Write out every line below that includes the word "content".

** START OF DATASET ENTRIES **

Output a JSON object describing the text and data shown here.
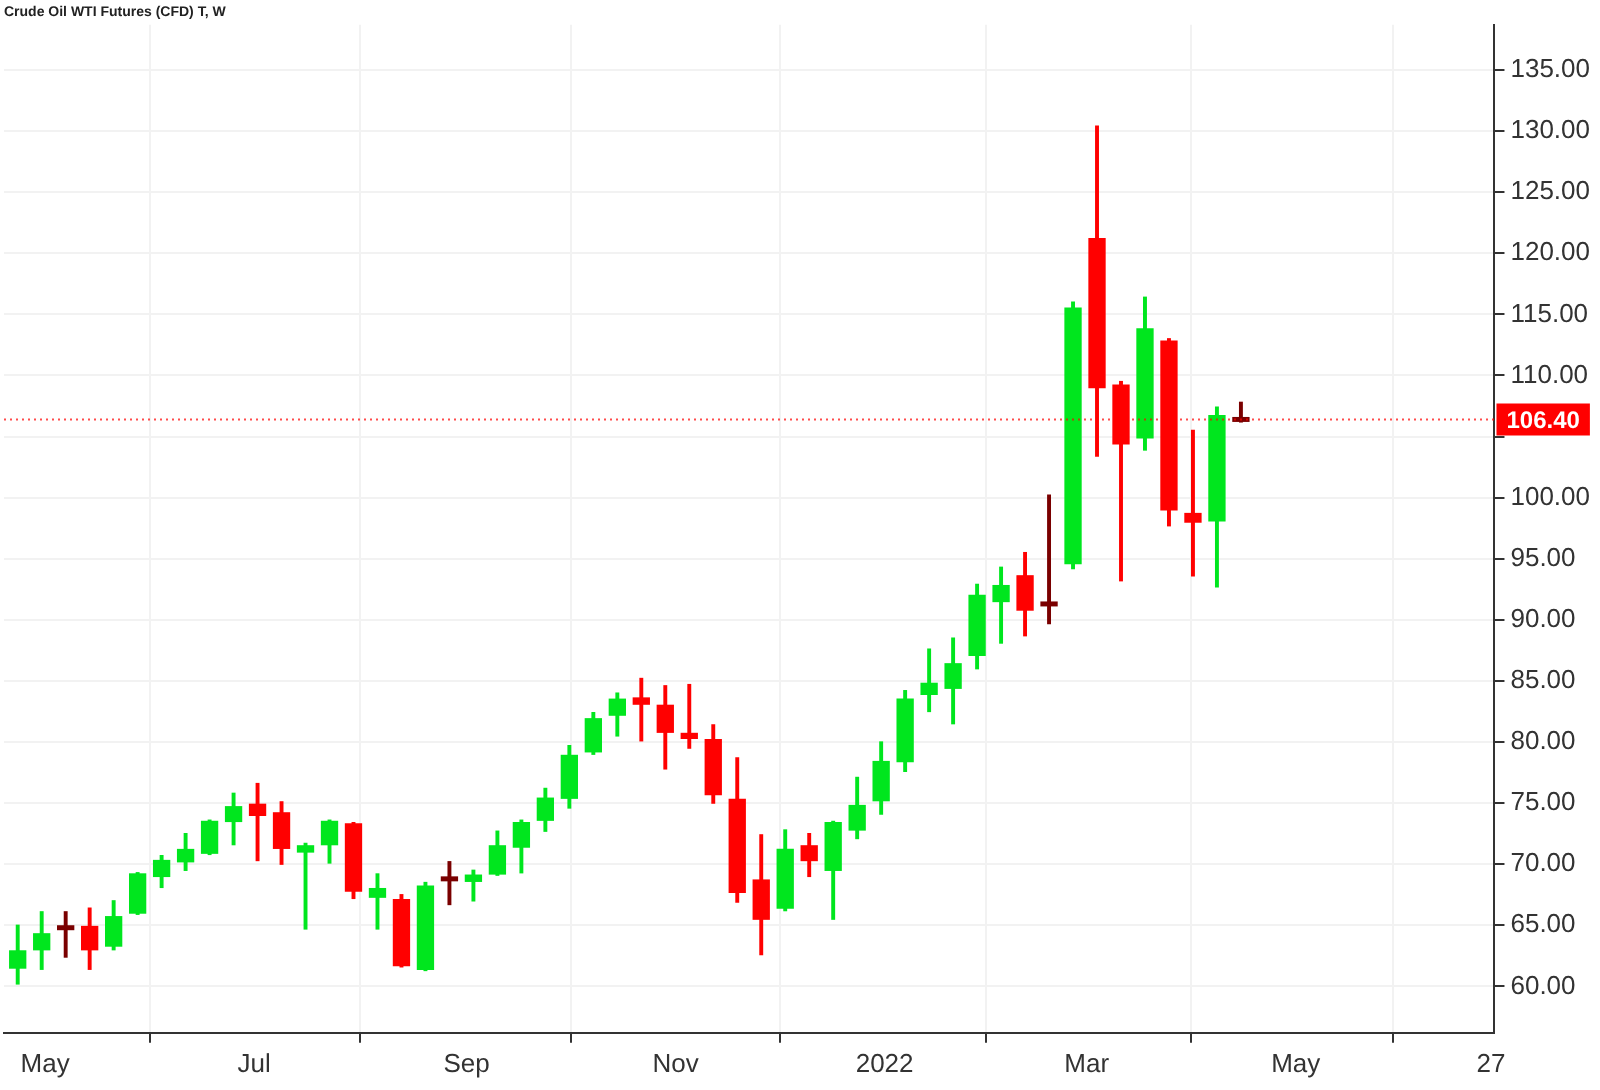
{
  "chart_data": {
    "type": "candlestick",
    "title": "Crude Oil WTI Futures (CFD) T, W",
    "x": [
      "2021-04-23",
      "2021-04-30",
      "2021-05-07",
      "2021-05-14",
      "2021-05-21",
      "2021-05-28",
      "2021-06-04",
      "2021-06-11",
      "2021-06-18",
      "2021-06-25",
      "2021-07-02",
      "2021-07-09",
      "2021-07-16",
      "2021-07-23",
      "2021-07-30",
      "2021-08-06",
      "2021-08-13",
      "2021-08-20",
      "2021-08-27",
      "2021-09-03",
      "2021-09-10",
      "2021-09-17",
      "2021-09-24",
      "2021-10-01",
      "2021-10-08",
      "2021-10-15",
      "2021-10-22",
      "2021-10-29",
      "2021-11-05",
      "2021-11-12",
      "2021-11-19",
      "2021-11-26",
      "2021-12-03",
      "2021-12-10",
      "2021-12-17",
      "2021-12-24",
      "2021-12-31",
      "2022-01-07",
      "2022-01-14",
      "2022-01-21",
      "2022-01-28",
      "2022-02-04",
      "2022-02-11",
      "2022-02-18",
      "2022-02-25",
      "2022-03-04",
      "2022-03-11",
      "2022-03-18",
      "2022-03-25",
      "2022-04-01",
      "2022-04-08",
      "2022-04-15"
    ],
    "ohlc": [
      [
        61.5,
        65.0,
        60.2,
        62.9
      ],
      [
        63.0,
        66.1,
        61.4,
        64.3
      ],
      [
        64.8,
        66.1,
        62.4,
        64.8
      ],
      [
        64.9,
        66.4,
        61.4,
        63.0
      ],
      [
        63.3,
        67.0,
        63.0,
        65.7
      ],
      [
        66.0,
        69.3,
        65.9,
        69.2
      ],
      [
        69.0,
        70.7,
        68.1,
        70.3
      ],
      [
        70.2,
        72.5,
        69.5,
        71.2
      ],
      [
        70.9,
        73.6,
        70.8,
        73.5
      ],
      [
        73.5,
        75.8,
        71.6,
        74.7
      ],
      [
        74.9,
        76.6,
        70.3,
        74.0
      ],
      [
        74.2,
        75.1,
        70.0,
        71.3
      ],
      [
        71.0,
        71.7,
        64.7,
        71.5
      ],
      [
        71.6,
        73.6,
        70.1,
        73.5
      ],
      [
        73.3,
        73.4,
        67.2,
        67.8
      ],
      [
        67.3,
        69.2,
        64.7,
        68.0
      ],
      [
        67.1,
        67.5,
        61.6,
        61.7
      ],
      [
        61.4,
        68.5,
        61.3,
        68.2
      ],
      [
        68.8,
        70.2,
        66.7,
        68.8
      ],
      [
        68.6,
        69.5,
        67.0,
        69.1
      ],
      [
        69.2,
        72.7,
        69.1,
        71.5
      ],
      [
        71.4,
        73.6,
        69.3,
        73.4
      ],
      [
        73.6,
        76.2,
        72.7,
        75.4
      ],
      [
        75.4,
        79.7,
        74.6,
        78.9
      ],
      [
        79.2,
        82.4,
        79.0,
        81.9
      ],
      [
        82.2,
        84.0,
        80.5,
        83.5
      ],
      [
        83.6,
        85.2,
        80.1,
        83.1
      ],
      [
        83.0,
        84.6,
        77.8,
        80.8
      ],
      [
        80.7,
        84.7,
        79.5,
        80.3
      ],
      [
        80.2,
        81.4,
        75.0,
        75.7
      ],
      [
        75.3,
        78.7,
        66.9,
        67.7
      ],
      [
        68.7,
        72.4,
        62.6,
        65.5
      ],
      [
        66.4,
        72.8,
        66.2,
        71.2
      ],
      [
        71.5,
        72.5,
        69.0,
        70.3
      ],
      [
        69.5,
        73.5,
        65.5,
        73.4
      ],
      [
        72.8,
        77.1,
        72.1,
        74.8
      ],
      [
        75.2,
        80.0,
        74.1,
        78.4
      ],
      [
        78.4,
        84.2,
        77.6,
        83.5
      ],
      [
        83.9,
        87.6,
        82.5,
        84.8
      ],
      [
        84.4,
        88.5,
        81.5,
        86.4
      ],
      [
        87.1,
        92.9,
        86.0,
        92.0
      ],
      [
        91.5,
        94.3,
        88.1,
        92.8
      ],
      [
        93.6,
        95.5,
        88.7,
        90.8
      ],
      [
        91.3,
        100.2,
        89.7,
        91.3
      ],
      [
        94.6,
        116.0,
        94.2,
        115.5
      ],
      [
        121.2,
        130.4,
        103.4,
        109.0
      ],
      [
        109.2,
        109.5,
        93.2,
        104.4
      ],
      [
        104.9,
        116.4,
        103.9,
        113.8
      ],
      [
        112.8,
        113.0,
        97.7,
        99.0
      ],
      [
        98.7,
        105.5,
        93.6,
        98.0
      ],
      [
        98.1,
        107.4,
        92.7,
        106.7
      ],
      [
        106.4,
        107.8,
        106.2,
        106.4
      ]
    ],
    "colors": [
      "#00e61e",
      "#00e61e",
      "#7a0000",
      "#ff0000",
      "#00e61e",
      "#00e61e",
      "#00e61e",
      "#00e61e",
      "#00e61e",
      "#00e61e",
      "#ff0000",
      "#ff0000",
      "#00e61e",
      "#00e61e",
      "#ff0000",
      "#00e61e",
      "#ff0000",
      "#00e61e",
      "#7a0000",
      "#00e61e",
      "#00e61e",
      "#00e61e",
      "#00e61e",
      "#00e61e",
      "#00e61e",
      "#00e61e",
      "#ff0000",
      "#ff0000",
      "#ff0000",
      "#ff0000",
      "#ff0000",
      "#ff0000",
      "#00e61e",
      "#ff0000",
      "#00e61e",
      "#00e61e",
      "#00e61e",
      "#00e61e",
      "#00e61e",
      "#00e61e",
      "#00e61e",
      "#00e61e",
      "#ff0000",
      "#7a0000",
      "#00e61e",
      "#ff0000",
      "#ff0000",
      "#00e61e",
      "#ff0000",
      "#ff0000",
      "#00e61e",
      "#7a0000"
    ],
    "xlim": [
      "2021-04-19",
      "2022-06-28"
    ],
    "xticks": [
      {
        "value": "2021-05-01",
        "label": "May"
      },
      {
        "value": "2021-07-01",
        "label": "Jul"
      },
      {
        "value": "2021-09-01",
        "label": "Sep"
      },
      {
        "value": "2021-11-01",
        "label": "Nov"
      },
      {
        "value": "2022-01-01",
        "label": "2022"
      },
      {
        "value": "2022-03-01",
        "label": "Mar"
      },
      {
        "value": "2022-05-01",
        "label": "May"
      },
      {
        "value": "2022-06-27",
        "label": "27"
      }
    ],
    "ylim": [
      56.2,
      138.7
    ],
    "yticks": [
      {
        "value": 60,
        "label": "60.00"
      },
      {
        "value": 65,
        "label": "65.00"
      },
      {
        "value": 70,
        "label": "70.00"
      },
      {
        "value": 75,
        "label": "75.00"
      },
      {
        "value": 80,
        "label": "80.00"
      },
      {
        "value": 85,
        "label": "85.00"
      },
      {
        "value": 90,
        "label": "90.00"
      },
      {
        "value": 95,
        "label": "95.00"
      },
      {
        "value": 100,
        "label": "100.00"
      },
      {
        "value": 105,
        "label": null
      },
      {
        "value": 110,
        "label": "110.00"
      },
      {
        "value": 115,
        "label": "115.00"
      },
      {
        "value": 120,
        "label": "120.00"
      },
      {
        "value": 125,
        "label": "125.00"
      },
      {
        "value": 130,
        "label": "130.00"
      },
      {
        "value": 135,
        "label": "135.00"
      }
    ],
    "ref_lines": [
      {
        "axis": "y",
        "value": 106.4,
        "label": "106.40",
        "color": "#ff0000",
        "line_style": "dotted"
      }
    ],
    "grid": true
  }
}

** END OF DATASET ENTRIES **
** START OF DATASET ENTRIES **

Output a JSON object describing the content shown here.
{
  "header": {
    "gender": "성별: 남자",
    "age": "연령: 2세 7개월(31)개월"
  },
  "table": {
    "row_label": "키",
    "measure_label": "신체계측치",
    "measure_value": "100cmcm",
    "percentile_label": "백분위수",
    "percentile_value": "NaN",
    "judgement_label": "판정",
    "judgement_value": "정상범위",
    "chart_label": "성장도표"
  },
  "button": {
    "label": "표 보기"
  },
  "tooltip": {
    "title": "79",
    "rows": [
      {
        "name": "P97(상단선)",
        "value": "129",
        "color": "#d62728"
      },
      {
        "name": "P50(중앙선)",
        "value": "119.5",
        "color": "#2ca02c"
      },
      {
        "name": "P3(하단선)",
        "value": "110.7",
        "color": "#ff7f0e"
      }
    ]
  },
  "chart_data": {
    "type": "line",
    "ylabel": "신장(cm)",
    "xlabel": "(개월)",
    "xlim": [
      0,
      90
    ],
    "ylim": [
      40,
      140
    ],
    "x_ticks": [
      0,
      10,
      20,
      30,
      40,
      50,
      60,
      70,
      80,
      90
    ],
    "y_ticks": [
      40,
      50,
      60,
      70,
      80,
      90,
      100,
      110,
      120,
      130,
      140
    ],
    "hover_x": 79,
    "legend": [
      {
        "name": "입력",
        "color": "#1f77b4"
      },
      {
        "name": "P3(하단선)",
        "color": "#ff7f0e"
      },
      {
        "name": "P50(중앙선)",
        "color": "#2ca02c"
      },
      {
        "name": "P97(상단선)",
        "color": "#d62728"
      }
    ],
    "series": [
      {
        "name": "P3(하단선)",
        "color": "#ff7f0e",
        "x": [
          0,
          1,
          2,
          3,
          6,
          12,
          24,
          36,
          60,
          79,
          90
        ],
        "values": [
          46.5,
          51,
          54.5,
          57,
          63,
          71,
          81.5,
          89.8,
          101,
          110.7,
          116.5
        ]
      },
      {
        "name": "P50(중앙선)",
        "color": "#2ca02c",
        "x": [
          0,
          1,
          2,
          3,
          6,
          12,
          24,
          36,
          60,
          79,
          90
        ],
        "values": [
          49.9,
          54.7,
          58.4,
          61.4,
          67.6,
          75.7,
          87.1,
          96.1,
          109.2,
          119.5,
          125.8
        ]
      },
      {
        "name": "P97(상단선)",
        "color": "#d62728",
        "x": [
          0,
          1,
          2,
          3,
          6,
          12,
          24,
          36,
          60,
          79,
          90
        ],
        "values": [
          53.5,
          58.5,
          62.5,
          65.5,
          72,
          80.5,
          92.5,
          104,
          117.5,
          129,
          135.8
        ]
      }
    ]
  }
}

** END OF DATASET ENTRIES **
** START OF DATASET ENTRIES **

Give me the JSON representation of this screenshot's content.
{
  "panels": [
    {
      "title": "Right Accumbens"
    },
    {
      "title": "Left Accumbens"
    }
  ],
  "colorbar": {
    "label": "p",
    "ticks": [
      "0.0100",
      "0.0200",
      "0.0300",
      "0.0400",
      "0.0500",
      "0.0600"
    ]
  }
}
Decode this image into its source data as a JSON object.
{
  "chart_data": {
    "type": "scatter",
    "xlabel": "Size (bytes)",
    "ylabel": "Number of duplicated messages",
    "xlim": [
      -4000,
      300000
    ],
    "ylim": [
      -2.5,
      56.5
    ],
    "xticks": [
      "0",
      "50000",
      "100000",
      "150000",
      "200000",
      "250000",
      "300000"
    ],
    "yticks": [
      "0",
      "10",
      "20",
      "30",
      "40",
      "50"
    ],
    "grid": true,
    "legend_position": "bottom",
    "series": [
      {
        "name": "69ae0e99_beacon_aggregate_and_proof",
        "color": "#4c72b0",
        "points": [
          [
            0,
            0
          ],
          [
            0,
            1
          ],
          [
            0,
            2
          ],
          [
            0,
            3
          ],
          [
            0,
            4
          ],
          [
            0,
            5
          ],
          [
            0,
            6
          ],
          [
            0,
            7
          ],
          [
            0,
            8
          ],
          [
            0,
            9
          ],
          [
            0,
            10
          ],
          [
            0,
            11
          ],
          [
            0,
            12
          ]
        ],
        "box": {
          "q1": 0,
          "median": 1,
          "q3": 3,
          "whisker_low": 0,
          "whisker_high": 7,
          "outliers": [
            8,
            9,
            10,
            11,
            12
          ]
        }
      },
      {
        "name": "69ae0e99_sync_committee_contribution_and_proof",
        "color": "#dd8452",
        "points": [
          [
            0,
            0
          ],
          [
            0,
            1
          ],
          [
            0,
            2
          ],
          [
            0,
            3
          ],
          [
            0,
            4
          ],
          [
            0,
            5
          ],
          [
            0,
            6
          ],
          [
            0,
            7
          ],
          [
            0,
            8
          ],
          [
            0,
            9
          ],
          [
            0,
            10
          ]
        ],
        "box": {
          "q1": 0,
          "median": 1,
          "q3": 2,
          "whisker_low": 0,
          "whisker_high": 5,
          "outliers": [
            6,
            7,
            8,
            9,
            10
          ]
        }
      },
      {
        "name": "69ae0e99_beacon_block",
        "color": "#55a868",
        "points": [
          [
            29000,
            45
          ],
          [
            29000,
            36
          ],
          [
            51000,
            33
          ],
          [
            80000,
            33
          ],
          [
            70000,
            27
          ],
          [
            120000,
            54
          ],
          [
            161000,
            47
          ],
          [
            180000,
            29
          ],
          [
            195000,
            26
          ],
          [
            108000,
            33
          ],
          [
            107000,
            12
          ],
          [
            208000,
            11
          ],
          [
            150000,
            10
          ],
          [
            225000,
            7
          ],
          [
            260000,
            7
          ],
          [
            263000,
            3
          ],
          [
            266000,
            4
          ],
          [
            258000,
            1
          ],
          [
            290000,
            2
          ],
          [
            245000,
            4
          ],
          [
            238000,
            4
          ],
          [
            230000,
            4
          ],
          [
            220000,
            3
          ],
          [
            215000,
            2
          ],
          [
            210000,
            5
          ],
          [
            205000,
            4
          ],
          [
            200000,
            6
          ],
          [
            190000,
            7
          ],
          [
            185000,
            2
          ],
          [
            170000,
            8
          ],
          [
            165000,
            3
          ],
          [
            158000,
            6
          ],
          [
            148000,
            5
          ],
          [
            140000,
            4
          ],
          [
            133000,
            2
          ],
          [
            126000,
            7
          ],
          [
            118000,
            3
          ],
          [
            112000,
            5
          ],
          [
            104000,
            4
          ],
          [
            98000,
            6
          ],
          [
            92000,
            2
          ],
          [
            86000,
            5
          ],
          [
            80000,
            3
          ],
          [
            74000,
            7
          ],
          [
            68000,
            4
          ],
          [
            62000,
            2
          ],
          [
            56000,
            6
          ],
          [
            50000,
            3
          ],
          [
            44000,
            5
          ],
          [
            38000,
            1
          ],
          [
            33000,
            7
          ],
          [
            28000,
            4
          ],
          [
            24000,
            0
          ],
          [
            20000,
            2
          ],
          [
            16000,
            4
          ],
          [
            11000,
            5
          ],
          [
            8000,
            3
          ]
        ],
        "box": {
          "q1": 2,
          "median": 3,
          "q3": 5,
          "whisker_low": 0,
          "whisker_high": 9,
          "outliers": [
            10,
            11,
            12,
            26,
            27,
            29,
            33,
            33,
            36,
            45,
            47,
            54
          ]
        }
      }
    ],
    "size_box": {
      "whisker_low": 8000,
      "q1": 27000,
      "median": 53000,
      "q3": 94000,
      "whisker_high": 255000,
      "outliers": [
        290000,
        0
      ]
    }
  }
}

** END OF DATASET ENTRIES **

◆ **SOLUTION FOR THIS PROBLEM**
Output a JSON object describing the content shown here.
Give me the JSON representation of this screenshot's content.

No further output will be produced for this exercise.